===== DATA LINES

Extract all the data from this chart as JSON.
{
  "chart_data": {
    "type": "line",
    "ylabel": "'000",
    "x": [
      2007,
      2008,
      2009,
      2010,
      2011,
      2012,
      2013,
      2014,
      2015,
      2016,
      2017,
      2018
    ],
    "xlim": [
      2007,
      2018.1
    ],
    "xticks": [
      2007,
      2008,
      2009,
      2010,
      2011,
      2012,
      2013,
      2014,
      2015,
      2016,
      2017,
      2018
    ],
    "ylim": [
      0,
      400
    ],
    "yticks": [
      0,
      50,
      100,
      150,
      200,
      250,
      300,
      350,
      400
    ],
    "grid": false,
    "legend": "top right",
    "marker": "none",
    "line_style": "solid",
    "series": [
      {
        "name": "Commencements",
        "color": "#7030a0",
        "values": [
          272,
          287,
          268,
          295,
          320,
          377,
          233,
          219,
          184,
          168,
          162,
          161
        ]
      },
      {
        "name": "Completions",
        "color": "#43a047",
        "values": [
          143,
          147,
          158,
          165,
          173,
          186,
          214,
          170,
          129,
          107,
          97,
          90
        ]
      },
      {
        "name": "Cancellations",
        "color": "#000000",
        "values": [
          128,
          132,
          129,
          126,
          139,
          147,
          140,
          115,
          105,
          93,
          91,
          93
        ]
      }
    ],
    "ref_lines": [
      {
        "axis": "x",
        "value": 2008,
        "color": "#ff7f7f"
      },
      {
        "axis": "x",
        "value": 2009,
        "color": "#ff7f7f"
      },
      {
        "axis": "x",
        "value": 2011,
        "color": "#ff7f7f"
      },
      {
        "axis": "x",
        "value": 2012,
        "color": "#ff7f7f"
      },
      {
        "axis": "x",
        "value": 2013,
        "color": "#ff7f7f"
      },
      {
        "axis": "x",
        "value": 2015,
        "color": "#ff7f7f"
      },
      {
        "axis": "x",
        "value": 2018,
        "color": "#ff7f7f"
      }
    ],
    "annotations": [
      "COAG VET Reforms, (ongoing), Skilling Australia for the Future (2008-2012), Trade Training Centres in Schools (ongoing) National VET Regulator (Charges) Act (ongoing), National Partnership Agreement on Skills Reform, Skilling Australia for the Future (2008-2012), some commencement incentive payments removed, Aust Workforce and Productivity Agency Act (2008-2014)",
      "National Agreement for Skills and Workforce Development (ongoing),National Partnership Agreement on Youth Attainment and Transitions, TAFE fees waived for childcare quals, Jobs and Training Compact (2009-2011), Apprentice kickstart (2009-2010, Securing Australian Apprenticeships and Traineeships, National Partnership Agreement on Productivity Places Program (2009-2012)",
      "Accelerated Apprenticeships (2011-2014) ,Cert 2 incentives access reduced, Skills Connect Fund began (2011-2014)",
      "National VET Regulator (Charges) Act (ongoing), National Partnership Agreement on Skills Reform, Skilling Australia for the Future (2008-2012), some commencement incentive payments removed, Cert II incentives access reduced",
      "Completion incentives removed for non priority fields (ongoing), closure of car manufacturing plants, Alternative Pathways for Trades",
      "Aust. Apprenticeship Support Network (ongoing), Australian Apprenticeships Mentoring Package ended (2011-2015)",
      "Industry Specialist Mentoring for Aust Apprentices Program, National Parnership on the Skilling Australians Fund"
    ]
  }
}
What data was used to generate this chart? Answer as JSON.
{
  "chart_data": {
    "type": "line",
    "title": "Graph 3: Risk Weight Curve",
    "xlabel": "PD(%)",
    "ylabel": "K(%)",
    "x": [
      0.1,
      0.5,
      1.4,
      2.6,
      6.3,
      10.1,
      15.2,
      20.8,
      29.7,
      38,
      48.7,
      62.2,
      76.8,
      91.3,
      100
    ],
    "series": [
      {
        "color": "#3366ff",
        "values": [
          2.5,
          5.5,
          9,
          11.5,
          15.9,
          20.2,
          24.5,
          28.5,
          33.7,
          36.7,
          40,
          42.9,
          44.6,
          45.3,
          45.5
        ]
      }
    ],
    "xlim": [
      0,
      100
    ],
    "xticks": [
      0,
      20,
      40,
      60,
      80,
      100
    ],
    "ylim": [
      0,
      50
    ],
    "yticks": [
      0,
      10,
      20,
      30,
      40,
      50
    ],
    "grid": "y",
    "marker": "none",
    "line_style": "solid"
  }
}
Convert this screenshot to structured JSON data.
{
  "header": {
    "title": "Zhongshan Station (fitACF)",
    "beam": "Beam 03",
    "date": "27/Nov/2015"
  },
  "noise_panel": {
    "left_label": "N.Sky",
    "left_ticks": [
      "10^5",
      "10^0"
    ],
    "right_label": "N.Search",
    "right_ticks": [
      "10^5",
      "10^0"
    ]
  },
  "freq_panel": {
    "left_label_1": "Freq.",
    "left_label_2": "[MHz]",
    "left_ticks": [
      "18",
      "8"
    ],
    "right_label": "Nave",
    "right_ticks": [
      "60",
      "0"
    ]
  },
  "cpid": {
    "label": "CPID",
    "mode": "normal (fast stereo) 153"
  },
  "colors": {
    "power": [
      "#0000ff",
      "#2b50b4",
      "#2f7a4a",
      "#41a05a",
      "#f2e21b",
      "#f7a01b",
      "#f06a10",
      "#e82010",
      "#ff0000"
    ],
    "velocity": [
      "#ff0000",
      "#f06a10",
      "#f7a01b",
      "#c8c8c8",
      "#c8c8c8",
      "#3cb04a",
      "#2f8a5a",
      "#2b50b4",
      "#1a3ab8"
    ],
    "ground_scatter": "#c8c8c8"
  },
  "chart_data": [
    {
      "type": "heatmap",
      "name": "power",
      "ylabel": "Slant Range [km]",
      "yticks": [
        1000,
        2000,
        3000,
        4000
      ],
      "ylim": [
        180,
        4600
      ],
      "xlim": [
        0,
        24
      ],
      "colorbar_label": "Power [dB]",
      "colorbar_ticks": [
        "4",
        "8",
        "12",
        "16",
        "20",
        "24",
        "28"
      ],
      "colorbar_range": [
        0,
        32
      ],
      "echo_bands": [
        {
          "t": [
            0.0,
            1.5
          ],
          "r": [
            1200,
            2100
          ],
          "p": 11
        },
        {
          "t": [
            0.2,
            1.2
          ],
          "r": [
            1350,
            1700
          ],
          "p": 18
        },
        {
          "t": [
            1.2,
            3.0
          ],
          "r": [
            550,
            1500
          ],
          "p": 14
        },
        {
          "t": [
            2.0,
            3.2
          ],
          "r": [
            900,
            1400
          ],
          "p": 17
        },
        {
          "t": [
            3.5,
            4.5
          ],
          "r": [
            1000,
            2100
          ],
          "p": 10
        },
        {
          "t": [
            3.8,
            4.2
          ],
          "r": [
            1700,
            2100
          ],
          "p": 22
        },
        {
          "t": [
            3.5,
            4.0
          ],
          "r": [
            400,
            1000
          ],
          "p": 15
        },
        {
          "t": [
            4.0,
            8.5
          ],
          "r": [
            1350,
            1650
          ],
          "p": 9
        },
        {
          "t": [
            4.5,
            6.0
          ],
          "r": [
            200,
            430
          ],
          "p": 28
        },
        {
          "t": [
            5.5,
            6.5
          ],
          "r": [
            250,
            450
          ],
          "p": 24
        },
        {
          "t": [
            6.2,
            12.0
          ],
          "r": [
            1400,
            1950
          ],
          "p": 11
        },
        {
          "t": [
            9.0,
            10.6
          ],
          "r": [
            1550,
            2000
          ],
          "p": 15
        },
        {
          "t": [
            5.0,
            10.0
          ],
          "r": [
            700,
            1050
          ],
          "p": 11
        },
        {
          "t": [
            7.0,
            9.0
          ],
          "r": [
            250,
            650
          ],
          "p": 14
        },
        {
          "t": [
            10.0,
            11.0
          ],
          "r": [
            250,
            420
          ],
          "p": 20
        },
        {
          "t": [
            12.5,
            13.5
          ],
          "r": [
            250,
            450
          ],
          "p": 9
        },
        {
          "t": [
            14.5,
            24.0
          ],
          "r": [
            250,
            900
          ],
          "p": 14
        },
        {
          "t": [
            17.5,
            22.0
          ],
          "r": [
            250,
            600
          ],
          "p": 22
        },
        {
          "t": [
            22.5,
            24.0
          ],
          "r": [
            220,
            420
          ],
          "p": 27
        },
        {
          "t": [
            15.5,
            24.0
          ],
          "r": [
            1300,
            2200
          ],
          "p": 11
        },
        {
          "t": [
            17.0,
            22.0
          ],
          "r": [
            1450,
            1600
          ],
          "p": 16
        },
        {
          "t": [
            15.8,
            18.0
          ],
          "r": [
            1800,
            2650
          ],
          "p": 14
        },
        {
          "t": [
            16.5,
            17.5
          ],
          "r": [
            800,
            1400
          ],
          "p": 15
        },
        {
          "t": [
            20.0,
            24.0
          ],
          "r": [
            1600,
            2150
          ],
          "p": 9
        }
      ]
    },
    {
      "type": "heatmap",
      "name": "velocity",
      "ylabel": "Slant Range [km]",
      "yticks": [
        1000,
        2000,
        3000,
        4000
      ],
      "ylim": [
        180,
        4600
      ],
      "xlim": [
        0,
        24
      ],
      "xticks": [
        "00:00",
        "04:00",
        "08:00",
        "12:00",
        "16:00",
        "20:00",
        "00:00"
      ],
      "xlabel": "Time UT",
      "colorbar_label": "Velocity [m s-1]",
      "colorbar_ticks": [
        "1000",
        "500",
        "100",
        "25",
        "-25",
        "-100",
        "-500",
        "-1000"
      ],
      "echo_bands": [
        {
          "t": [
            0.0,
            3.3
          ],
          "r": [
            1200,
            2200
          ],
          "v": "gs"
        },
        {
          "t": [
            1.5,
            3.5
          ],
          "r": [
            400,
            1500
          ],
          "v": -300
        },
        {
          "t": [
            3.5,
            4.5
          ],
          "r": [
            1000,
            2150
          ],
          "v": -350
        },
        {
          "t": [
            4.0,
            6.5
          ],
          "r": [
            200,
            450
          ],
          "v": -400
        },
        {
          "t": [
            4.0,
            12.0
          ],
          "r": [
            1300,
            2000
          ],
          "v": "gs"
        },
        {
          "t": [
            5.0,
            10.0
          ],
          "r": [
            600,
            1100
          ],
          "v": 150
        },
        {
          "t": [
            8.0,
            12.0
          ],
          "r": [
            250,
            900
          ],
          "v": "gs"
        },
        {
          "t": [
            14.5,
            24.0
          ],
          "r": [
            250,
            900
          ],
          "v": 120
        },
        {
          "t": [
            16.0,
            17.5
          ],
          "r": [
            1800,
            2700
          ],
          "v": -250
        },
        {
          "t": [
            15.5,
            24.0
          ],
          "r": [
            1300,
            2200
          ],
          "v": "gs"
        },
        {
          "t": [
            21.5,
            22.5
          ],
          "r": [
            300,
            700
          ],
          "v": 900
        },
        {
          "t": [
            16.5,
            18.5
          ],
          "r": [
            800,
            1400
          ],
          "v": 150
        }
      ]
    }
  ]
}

==========

WHAT TO PRODUCE - Look through the data and show every line containing "Workforce".

TASK RESPONSE -
      "COAG VET Reforms, (ongoing), Skilling Australia for the Future (2008-2012), Trade Training Centres in Schools (ongoing) National VET Regulator (Charges) Act (ongoing), National Partnership Agreement on Skills Reform, Skilling Australia for the Future (2008-2012), some commencement incentive payments removed, Aust Workforce and Productivity Agency Act (2008-2014)",
      "National Agreement for Skills and Workforce Development (ongoing),National Partnership Agreement on Youth Attainment and Transitions, TAFE fees waived for childcare quals, Jobs and Training Compact (2009-2011), Apprentice kickstart (2009-2010, Securing Australian Apprenticeships and Traineeships, National Partnership Agreement on Productivity Places Program (2009-2012)",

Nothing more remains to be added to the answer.